Material for the task:

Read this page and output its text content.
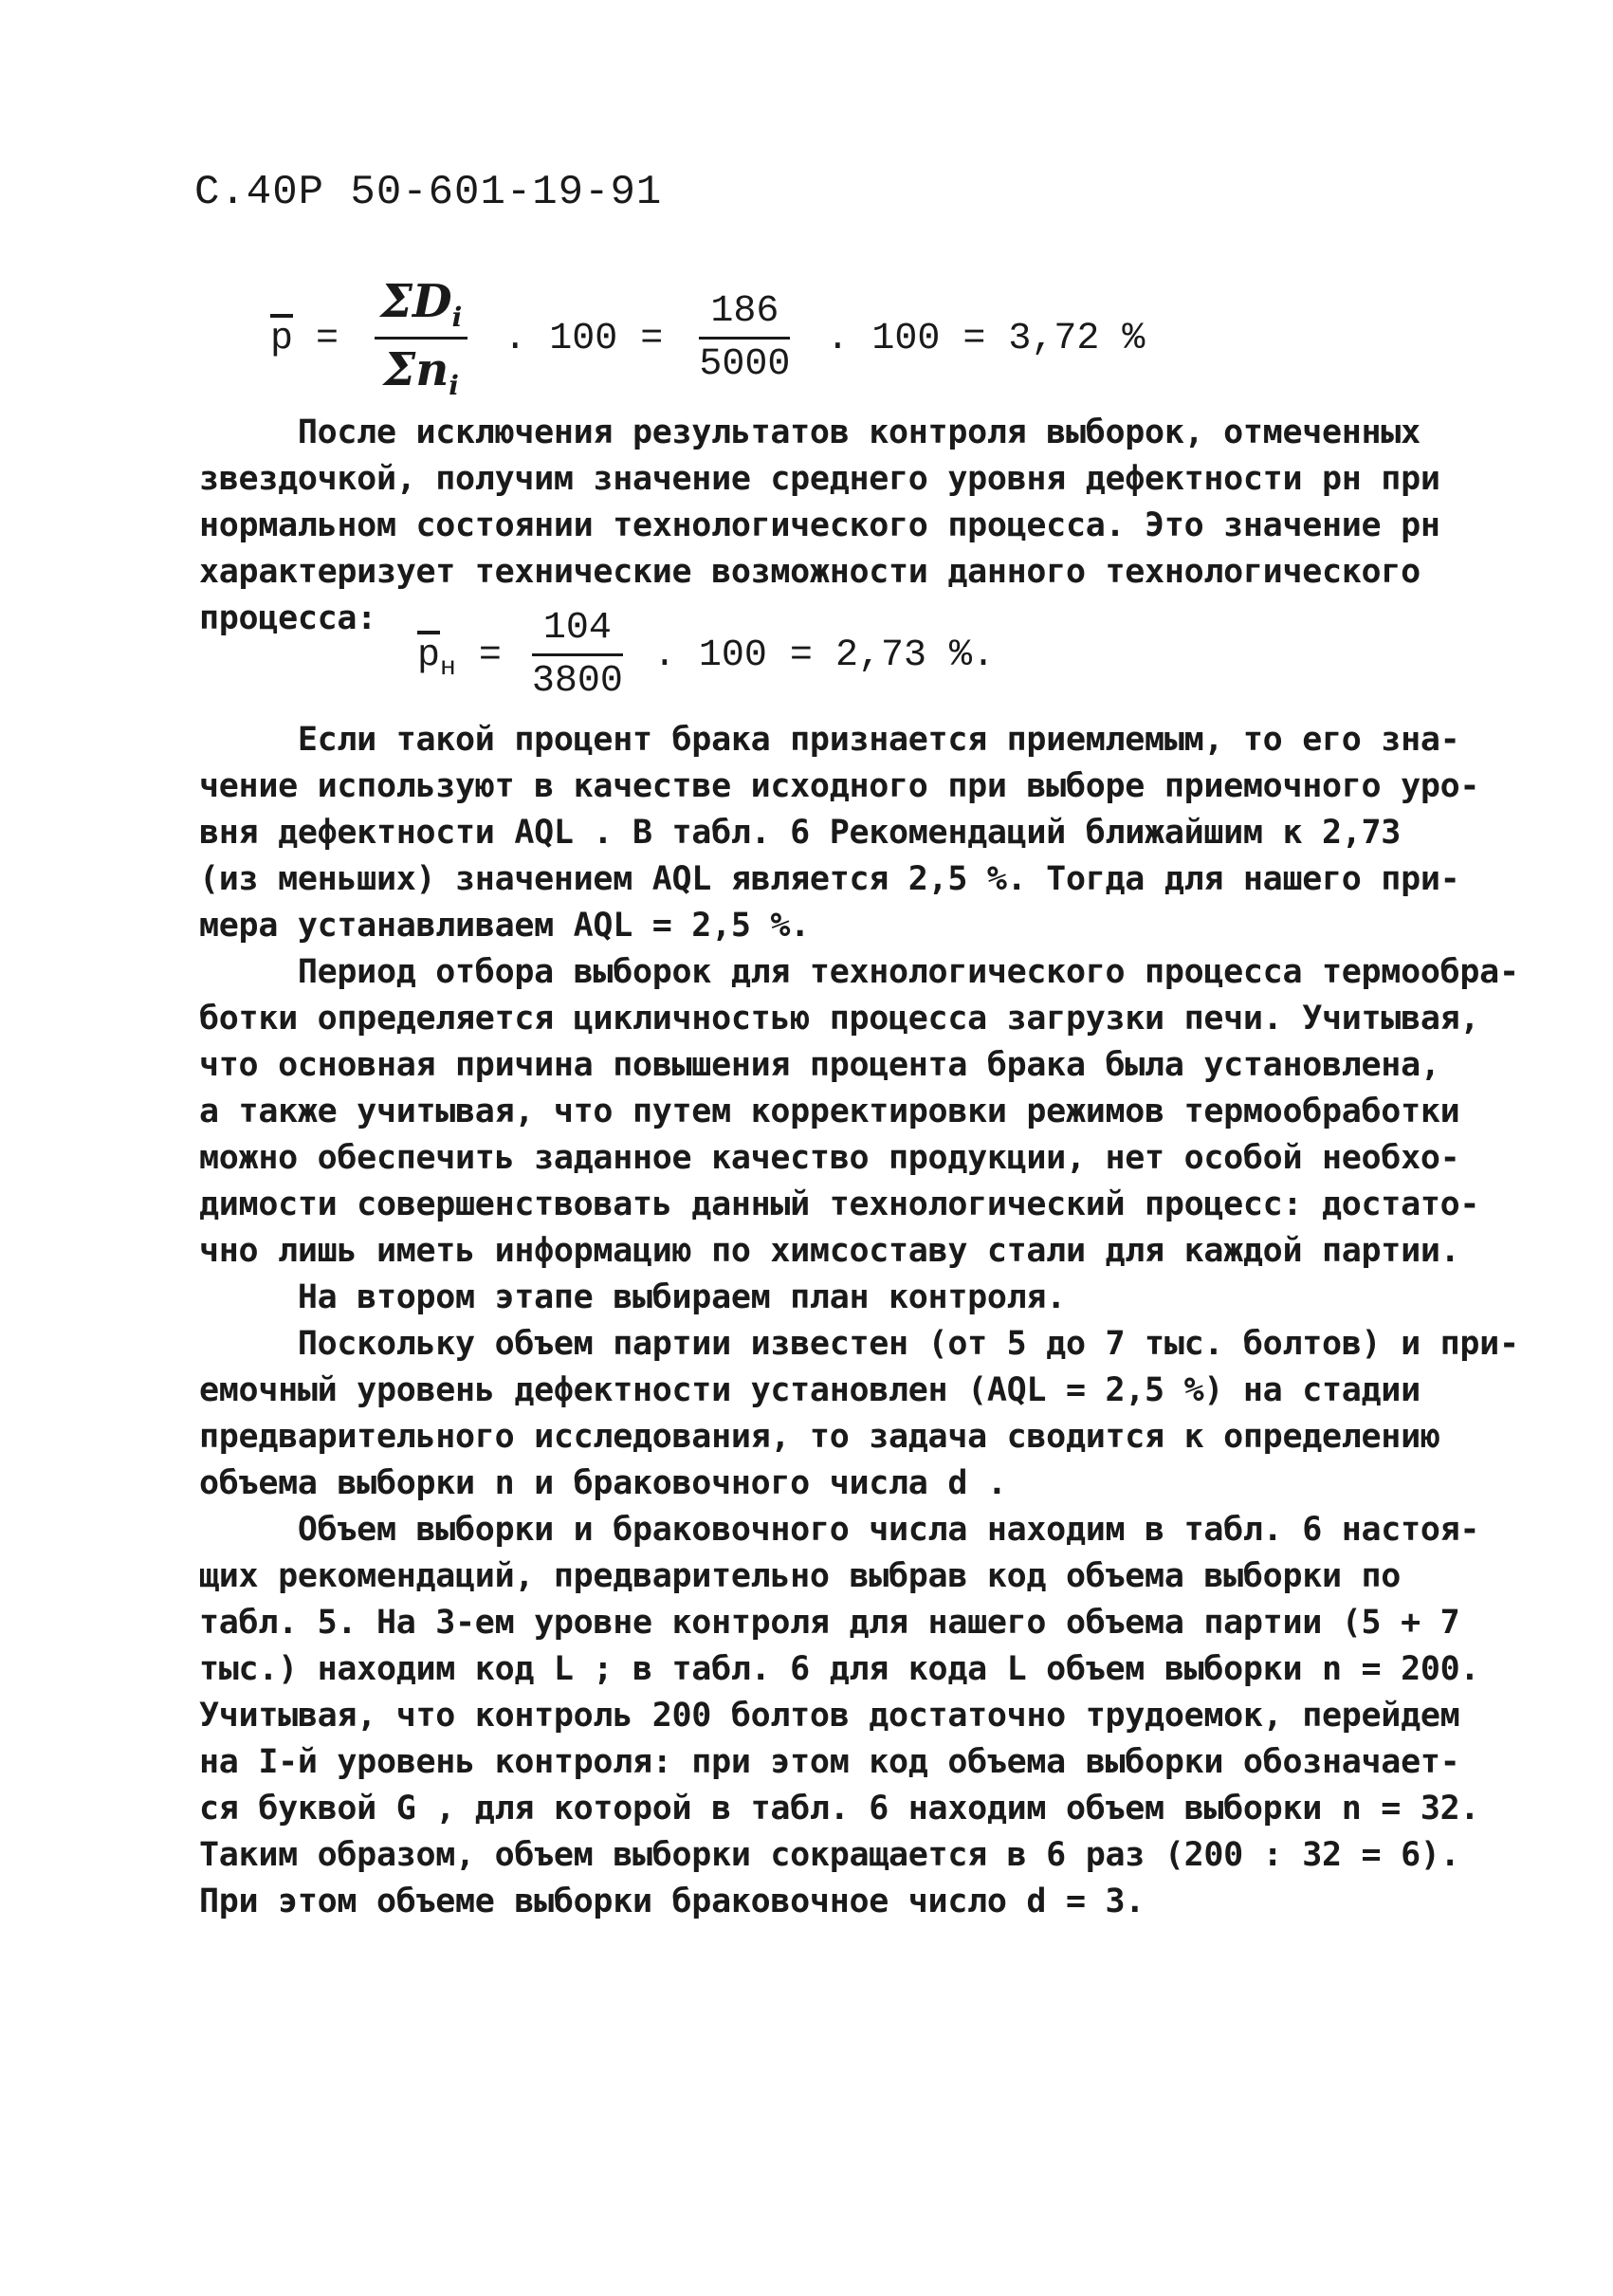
С.40Р 50-601-19-91
$\overline{p} = \frac{\Sigma D_i}{\Sigma n_i}$ . $100 = \frac{186}{5000}$ . 100 = 3,72 %

После исключения результатов контроля выборок, отмеченных

звездочкой, получим значение среднего уровня дефектности pн при

нормальном состоянии технологического процесса. Это значение pн

характеризует технические возможности данного технологического

процесса:

$\overline{p}_н = \frac{104}{3800}$ . 100 = 2,73 %.

Если такой процент брака признается приемлемым, то его зна-

чение используют в качестве исходного при выборе приемочного уро-

вня дефектности AQL . В табл. 6 Рекомендаций ближайшим к 2,73

(из меньших) значением AQL является 2,5 %. Тогда для нашего при-

мера устанавливаем AQL = 2,5 %.

Период отбора выборок для технологического процесса термообра-

ботки определяется цикличностью процесса загрузки печи. Учитывая,

что основная причина повышения процента брака была установлена,

а также учитывая, что путем корректировки режимов термообработки

можно обеспечить заданное качество продукции, нет особой необхо-

димости совершенствовать данный технологический процесс: достато-

чно лишь иметь информацию по химсоставу стали для каждой партии.

На втором этапе выбираем план контроля.

Поскольку объем партии известен (от 5 до 7 тыс. болтов) и при-

емочный уровень дефектности установлен (AQL = 2,5 %) на стадии

предварительного исследования, то задача сводится к определению

объема выборки n и браковочного числа d .

Объем выборки и браковочного числа находим в табл. 6 настоя-

щих рекомендаций, предварительно выбрав код объема выборки по

табл. 5. На 3-ем уровне контроля для нашего объема партии (5 + 7

тыс.) находим код L ; в табл. 6 для кода L объем выборки n = 200.

Учитывая, что контроль 200 болтов достаточно трудоемок, перейдем

на I-й уровень контроля: при этом код объема выборки обозначает-

ся буквой G , для которой в табл. 6 находим объем выборки n = 32.

Таким образом, объем выборки сокращается в 6 раз (200 : 32 = 6).

При этом объеме выборки браковочное число d = 3.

Job: In the listing, find all lines with the string "уровень" and copy them.

Result of this exercise:
емочный уровень дефектности установлен (AQL = 2,5 %) на стадии
на I-й уровень контроля: при этом код объема выборки обозначает-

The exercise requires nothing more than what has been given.